Problem to work on: Copy out the data exactly, leaving the pictures behind.

Provided data:
····················
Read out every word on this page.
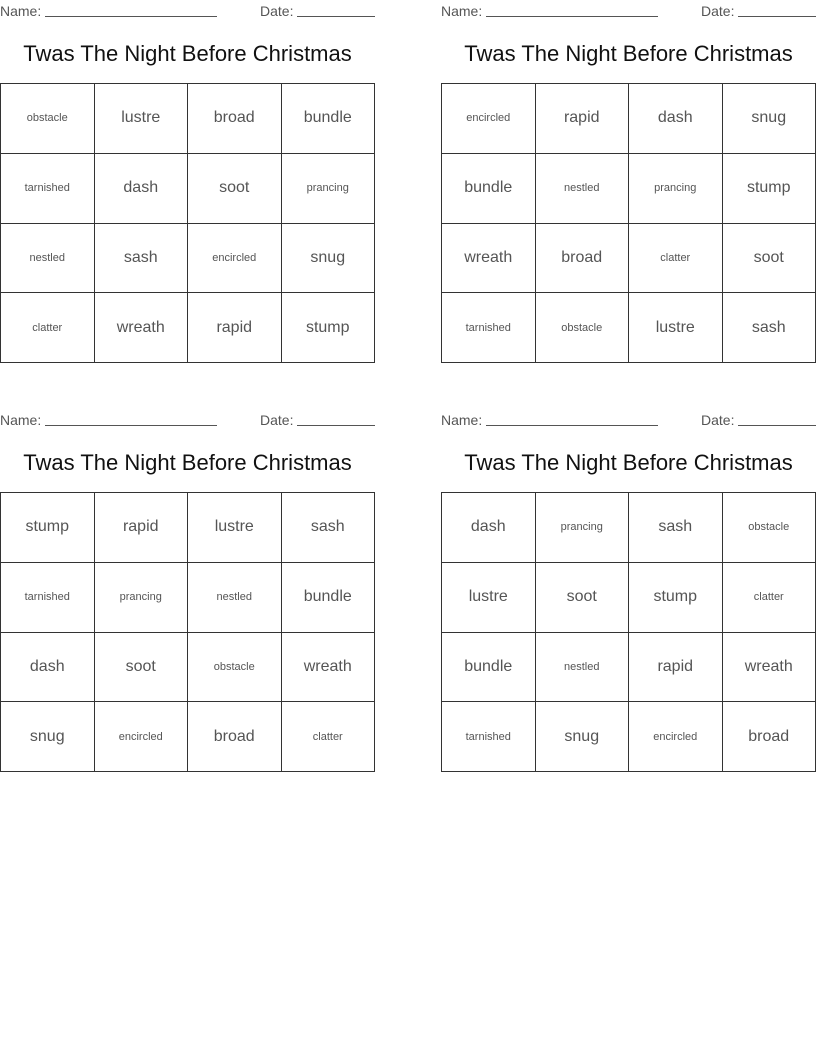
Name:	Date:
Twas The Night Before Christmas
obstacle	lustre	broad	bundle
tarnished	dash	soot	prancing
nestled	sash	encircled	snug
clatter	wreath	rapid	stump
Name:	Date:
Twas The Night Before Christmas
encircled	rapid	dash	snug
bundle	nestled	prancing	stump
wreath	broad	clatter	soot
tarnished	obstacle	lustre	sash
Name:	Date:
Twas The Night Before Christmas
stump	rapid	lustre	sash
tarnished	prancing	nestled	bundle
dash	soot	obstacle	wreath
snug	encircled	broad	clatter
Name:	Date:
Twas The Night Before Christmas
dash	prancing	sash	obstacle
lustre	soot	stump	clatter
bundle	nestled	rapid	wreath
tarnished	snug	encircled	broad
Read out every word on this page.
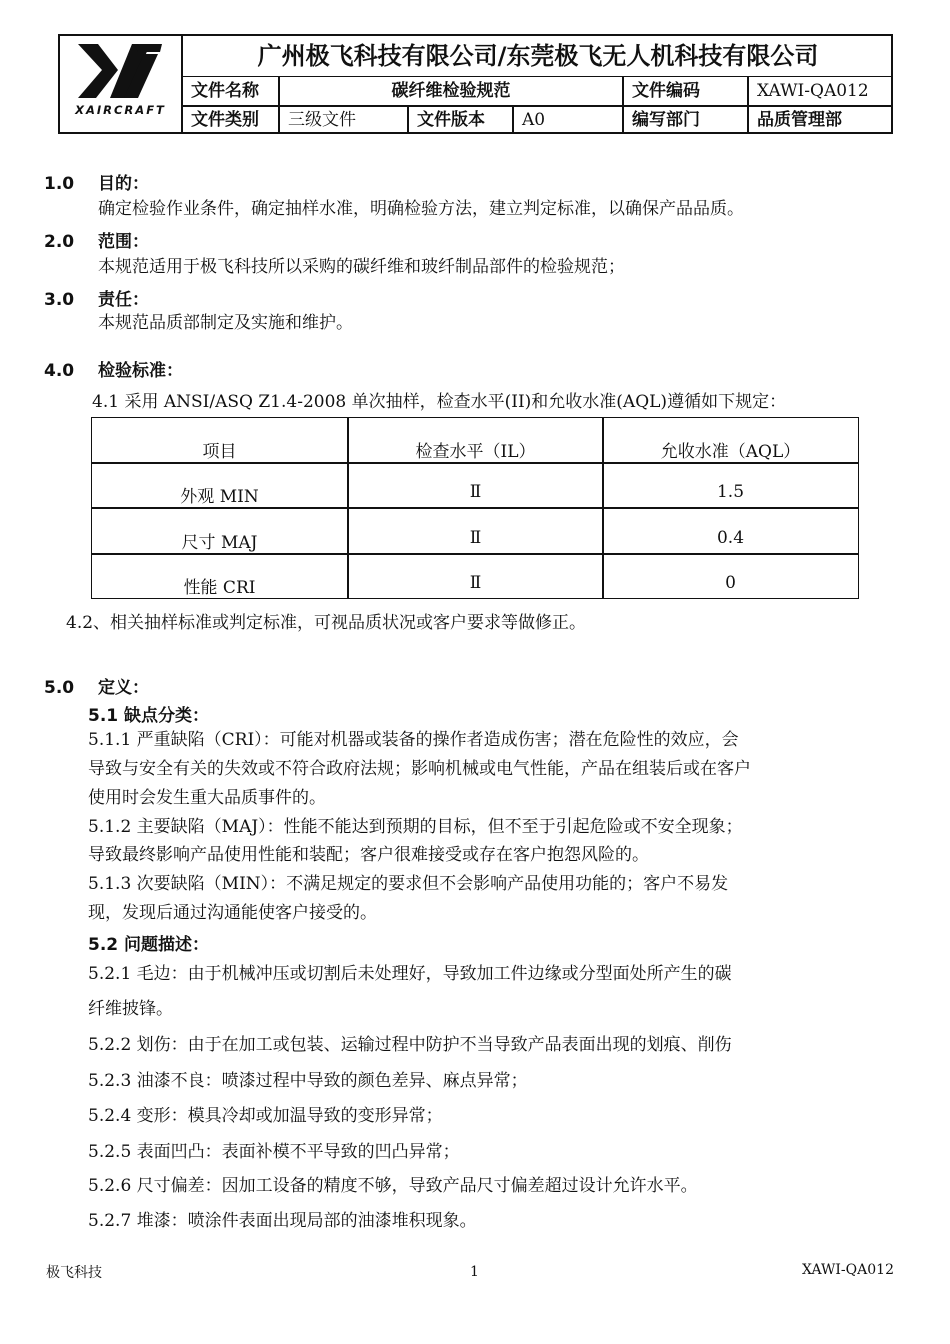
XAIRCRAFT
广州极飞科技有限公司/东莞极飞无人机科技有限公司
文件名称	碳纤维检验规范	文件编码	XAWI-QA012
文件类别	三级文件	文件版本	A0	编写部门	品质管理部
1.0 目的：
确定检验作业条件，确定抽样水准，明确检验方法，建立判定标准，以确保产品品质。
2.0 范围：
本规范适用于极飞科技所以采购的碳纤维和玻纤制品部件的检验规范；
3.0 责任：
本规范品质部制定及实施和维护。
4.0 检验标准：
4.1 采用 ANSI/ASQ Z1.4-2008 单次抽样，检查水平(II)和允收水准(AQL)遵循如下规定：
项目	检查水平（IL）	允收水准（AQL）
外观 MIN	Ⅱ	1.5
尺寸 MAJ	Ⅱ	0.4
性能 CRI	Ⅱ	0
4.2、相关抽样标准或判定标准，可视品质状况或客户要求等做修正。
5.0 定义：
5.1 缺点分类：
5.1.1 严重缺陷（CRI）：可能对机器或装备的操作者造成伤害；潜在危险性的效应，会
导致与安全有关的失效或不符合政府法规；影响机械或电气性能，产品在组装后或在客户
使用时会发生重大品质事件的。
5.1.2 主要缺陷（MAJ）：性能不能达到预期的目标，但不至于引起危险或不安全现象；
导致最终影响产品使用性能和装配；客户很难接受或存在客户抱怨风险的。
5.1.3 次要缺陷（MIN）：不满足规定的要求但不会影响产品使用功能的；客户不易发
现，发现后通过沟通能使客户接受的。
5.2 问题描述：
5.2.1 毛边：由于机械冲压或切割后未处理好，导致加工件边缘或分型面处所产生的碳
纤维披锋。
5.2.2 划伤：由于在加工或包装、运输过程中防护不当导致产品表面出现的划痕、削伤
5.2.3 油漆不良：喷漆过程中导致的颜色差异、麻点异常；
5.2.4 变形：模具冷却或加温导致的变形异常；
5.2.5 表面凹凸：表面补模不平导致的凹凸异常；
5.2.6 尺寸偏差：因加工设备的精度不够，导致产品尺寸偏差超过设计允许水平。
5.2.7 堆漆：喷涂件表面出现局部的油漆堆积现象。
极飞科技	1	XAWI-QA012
····················
Final answer:
Read out every word on this page.
Name:	Date:
Twas The Night Before Christmas
obstacle	lustre	broad	bundle
tarnished	dash	soot	prancing
nestled	sash	encircled	snug
clatter	wreath	rapid	stump
Name:	Date:
Twas The Night Before Christmas
encircled	rapid	dash	snug
bundle	nestled	prancing	stump
wreath	broad	clatter	soot
tarnished	obstacle	lustre	sash
Name:	Date:
Twas The Night Before Christmas
stump	rapid	lustre	sash
tarnished	prancing	nestled	bundle
dash	soot	obstacle	wreath
snug	encircled	broad	clatter
Name:	Date:
Twas The Night Before Christmas
dash	prancing	sash	obstacle
lustre	soot	stump	clatter
bundle	nestled	rapid	wreath
tarnished	snug	encircled	broad
Read out every word on this page.
XAIRCRAFT
广州极飞科技有限公司/东莞极飞无人机科技有限公司
文件名称	碳纤维检验规范	文件编码	XAWI-QA012
文件类别	三级文件	文件版本	A0	编写部门	品质管理部
1.0 目的：
确定检验作业条件，确定抽样水准，明确检验方法，建立判定标准，以确保产品品质。
2.0 范围：
本规范适用于极飞科技所以采购的碳纤维和玻纤制品部件的检验规范；
3.0 责任：
本规范品质部制定及实施和维护。
4.0 检验标准：
4.1 采用 ANSI/ASQ Z1.4-2008 单次抽样，检查水平(II)和允收水准(AQL)遵循如下规定：
项目	检查水平（IL）	允收水准（AQL）
外观 MIN	Ⅱ	1.5
尺寸 MAJ	Ⅱ	0.4
性能 CRI	Ⅱ	0
4.2、相关抽样标准或判定标准，可视品质状况或客户要求等做修正。
5.0 定义：
5.1 缺点分类：
5.1.1 严重缺陷（CRI）：可能对机器或装备的操作者造成伤害；潜在危险性的效应，会
导致与安全有关的失效或不符合政府法规；影响机械或电气性能，产品在组装后或在客户
使用时会发生重大品质事件的。
5.1.2 主要缺陷（MAJ）：性能不能达到预期的目标，但不至于引起危险或不安全现象；
导致最终影响产品使用性能和装配；客户很难接受或存在客户抱怨风险的。
5.1.3 次要缺陷（MIN）：不满足规定的要求但不会影响产品使用功能的；客户不易发
现，发现后通过沟通能使客户接受的。
5.2 问题描述：
5.2.1 毛边：由于机械冲压或切割后未处理好，导致加工件边缘或分型面处所产生的碳
纤维披锋。
5.2.2 划伤：由于在加工或包装、运输过程中防护不当导致产品表面出现的划痕、削伤
5.2.3 油漆不良：喷漆过程中导致的颜色差异、麻点异常；
5.2.4 变形：模具冷却或加温导致的变形异常；
5.2.5 表面凹凸：表面补模不平导致的凹凸异常；
5.2.6 尺寸偏差：因加工设备的精度不够，导致产品尺寸偏差超过设计允许水平。
5.2.7 堆漆：喷涂件表面出现局部的油漆堆积现象。
极飞科技	1	XAWI-QA012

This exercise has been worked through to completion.